● **EXTRACTED TEXT**
[BEGIN]

I've always loved the looks of the Quicksilver G4 and hated the looks of PC cases. When it came time to build a new PC, I decided I would do what several before me have done - build one into a Quicksilver G4 case. Around 2006, I bought a complete, but gutted Quicksilver case from eBay. I'm lazy and procrastinate a lot, so I didn't get around to starting this project until last Fall (only 5yrs later, that's actually pretty good for me considering I have unfinished projects dating back 13yrs).
I have seen this done many different ways, involving cutting corners off of DVD drives and relocating capacitors on the motherboard. I'm addicted to upgrading and replace drives and motherboards on an almost annual basis, so I found this unacceptable. Requirement #1: Everything must bolt in and fit as perfectly as it would in a regular PC case. No drives or motherboards will be modded or their warranties voided!
Hardest part was cutting the hole for the I/O shield. I used a Wizard rotary tool (B&D's version of the Dremel) and Dremel cutting discs. The fiberglass reinforced ones work much better. I didn't like this part because it made lots of dust and took quite a bit of time and a lot of test-fitting the I/O shield and motherboard. I used a respirator, but it didn't seal well against my face so I still managed to breathe some dust. There is not much room for error here because I wanted the I/O shield to snap firmly into place just like on a PC case. The I/O shield has to fit flush against the outer metal, so the inset part has to be cut slightly taller to allow this, as shown in the pic:
I was happy with the fitment, except the cut on the inset part is a little uneven. Oh well. There are no do-overs when it comes to cutting.
For mounting the new motherboard, some of the old standoffs had to be removed. Some people grind them off, I just grabbed each one with vise-grips and gently rocked them out.
There is one original standoff that is in the exact correct location for a full-sized Micro ATX motherboard. However, it has a mushroom-style head which I ground off, then drilled and tapped a hole. This standoff, along with a full mATX board and PCI card, makes for a perfect template for locating the other locations where new holes and standoffs need to go.
Standoffs I used were 3/8" tall which is the perfect height. I think they are M3 thread, and use standard PC case motherboard screws.
2 of the rear standoffs need to go where there is 2 layers of sheet metal. A spot weld cutter works perfectly for cutting through that top layer so the standoff can mount correctly. I used this spot-weld cutter: http://www.harborfreight.com/3-8-eighth ... 95343.html
The spot-weld cutter also worked great for making the oval holes in the latch plastic that the standoffs have to go through.
Standoffs are held in place with KEP nuts from behind. I also got them from eBay. They are nuts with a built-in lock washer.
Perfect fit! Here is the full-size Micro ATX board completely installed. It's an old LGA775 Core 2 Duo board that I was using as a template because a full-size board works best as a template. I did not use this board in the final build.

[END]

● **YOUR INSTRUCTIONS**
In the Quicksilver G4 case build, what holds the standoffs in place from behind?

● **STORED DATA**
[BEGIN]

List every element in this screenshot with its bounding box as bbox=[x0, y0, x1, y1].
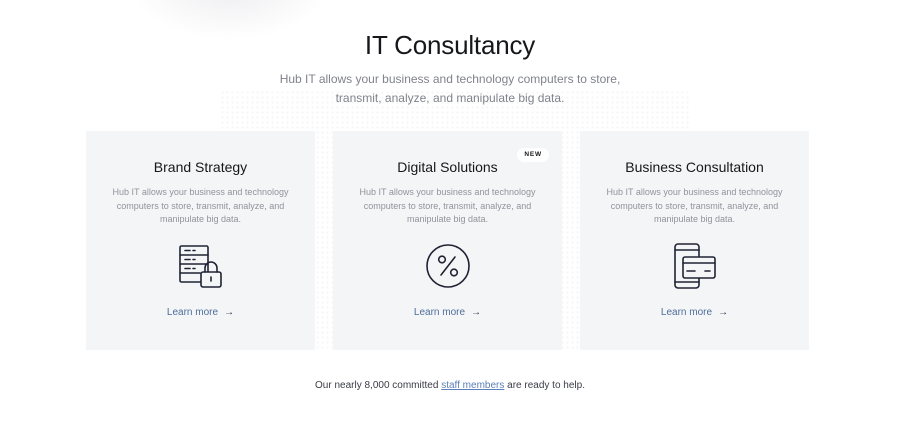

[END]

● **EXPECTED OUTPUT**
KEP nuts, which are nuts with a built-in lock washer.